The intermittent nature of symptoms also led to longer diagnostic intervals in primary care. Non-persistent pain, and episodes of diarrhoea, or obstipation, all made it difficult to pinpoint the exact nature of these complaints. Some GPs did not immediately think of a CRC diagnosis in cases where patients presented with vague complaints, such as ongoing tiredness or prolonged and unexplained fever.
GPs also seemed susceptible to their patients’ explanations for the reasons behind the symptoms. Patients reported symptoms that could be attributed to CRC, but they gave good explanations of other causes. Their GP tended to accept these explanations and did not investigate the symptoms further. For example, a patient reported melaena and thought it was caused by their medication.
In some cases, GPs seemed to attribute possible symptoms of CRC to side effects of medication. For one patient, who consistently complained for 2.5 months over three visits about having ‘moist flatulence’ and was referred/diagnosed 5 months after onset, the GP coded:
‘Still problems with metoprolol (again moist flatulence), did not take medication, last 10 days little complaints -> let’s try enalapril.’
(P data field, M, 64 years, rectal cancer)
Consultation behaviour by patients may also have contributed to prolonged diagnostic intervals. Patients who presented themselves frequently to their GP, with a variety of complaints, seemed to be less frequently referred for further investigation. Specialists also appeared to miss diagnostic opportunities. For example, a gastroenterologist coded:
‘Black defaecation with red colouring. Probably gastrointestinal bleeding, check Hb again in 2 months? ’
(O data field, M, 74 years, colon cancer)
In some cases, GPs stuck to their own preliminary diagnosis and did not re-evaluate their patient during subsequent consultations. This was also the case when one of the colleagues, in a case where there were multiple GP workers, had made a preliminary diagnosis, and another GP would carry on that line of thinking and not re-evaluate it.
Theme 2: improvements in diagnostic process unlikely
Among the 22 patients with CRC in this group, four did not have a GP involved in the diagnostic process. Of these, two were diagnosed by the national screening programme. Other patients presented themselves at emergency hospital care or were referred within hospital care. The remainder mainly had swift referrals, so these notes were markedly shorter.
It frequently appeared that the GP had correctly interpreted symptoms and quickly referred to secondary care for diagnosis. In many cases patients were quickly referred because of the fact that all ‘red flag symptoms’ had presented. These seemed to be patients who had not visited their GP in the last year, and presented with more than one alarm symptom. For example, a GP coded:
‘Lost a lot of weight (6 kg) in short period, heavy faecal blood loss. Since 6 weeks tumultuous bowel, no pain. Frequent urgencies. Haemorrhoids around rectum. No deviances with rectal toucher. Decided to refer.’

[Saved entries]
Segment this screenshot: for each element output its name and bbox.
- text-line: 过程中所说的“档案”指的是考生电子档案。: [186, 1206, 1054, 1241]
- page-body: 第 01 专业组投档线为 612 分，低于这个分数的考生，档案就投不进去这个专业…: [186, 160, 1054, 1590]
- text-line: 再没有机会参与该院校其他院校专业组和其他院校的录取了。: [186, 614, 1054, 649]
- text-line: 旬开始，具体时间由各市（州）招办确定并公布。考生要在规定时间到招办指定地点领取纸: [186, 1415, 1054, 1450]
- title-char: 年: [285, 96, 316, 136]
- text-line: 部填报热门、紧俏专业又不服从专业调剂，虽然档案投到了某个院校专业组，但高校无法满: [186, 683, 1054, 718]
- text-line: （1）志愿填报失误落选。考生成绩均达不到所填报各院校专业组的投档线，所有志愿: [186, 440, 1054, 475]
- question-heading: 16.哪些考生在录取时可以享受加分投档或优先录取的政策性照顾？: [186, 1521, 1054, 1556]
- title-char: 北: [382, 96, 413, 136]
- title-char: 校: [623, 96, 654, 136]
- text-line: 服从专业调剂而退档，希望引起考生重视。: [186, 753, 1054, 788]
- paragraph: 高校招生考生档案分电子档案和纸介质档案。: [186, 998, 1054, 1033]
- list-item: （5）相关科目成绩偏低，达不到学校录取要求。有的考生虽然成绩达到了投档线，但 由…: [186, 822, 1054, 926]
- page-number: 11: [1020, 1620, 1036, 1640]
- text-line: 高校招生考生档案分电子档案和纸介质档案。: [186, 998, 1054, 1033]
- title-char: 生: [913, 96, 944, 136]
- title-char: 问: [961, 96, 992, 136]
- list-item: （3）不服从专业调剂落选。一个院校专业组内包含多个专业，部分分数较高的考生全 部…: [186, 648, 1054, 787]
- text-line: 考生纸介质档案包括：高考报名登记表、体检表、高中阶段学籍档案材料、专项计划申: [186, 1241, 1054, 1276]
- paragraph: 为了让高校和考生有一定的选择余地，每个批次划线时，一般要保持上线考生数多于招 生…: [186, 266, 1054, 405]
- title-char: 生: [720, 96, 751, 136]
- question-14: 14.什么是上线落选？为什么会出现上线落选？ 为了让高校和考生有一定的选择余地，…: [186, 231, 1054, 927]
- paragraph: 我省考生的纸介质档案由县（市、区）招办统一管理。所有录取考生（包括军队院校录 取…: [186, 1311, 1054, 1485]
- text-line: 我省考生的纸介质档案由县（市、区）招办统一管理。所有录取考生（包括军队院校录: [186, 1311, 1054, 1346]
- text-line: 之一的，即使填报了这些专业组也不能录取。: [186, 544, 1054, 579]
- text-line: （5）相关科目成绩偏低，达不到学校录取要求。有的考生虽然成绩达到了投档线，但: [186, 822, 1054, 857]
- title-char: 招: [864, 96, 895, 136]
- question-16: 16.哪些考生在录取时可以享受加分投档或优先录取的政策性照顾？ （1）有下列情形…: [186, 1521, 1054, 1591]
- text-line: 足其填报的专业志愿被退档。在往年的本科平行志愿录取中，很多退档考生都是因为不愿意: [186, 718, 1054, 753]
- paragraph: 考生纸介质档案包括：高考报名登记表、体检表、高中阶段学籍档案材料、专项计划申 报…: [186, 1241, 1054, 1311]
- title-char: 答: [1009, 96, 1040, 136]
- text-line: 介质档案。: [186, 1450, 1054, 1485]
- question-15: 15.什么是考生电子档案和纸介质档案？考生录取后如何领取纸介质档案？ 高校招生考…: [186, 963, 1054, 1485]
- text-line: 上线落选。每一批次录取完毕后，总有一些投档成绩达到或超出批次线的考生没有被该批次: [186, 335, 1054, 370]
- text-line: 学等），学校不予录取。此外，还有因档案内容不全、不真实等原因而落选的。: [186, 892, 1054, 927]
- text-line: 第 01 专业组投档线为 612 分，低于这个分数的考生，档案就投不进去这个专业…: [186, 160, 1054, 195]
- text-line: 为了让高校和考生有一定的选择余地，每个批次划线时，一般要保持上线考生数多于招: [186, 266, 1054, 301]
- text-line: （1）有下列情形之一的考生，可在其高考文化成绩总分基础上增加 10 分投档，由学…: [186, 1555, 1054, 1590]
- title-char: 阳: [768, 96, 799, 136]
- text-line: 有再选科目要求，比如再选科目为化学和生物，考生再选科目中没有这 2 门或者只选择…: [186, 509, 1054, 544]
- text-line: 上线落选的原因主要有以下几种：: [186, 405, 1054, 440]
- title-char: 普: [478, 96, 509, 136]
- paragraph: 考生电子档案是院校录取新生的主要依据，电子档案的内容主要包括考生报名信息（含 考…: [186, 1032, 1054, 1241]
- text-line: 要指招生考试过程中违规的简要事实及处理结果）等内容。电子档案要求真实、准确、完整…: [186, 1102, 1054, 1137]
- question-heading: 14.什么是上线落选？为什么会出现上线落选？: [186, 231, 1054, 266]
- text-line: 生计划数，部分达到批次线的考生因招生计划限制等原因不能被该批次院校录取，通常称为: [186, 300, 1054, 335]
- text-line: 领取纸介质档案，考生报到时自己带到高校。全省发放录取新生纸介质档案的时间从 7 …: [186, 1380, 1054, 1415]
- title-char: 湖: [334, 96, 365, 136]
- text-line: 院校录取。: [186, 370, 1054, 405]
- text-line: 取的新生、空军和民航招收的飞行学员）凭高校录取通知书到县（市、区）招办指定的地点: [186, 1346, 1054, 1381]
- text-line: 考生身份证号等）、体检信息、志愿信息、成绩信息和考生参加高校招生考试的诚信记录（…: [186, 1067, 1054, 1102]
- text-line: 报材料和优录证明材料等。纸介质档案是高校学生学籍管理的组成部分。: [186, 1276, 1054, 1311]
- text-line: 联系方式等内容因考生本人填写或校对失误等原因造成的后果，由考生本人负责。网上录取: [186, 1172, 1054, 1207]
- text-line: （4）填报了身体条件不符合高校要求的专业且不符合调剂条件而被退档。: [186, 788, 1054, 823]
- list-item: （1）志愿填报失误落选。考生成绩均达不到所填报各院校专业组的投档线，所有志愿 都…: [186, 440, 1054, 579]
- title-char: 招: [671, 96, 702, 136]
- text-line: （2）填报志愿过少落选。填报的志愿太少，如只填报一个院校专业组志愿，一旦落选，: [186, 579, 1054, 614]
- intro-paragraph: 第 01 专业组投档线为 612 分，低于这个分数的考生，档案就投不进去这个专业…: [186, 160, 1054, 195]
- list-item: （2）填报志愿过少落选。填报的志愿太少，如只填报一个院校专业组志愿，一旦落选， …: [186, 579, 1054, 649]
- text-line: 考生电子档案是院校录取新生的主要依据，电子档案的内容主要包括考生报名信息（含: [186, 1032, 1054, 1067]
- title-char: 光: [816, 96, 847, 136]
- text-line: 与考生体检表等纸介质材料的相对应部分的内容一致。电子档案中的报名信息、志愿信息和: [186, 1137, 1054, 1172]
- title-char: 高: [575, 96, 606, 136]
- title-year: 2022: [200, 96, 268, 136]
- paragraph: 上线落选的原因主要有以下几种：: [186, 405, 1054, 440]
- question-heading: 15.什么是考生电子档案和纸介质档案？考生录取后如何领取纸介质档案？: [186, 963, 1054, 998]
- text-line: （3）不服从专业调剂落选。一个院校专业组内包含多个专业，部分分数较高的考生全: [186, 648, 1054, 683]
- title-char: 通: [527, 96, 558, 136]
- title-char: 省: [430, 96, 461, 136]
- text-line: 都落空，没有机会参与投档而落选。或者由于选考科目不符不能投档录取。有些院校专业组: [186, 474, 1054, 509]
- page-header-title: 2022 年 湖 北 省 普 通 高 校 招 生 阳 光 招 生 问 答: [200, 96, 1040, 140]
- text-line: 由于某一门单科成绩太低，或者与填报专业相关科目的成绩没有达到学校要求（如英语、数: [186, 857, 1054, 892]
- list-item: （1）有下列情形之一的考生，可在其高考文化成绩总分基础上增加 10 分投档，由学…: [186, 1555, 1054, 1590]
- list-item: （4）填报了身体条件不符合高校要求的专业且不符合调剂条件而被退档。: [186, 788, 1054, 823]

- [Task requirements]
A - Answer these questions from the passage on colorectal cancer diagnosis:
(i) What did the patient who reported melaena think was causing it?
(ii) Of the 22 patients with CRC in the Theme 2 group, how many had no GP involved in the diagnostic process?
(iii) How much weight had the patient in the GP's final quoted note lost?
B - Copy everything in the passage on colorectal cancer diagnosis from "Consultation behaviour by" down to "years, colon cancer)".
None of the saved entries is needed for the tasks.

- [Results for the exercise]
A -
(i) Their medication.
(ii) Four.
(iii) 6 kg.

B -
Consultation behaviour by patients may also have contributed to prolonged diagnostic intervals. Patients who presented themselves frequently to their GP, with a variety of complaints, seemed to be less frequently referred for further investigation. Specialists also appeared to miss diagnostic opportunities. For example, a gastroenterologist coded:
‘Black defaecation with red colouring. Probably gastrointestinal bleeding, check Hb again in 2 months? ’
(O data field, M, 74 years, colon cancer)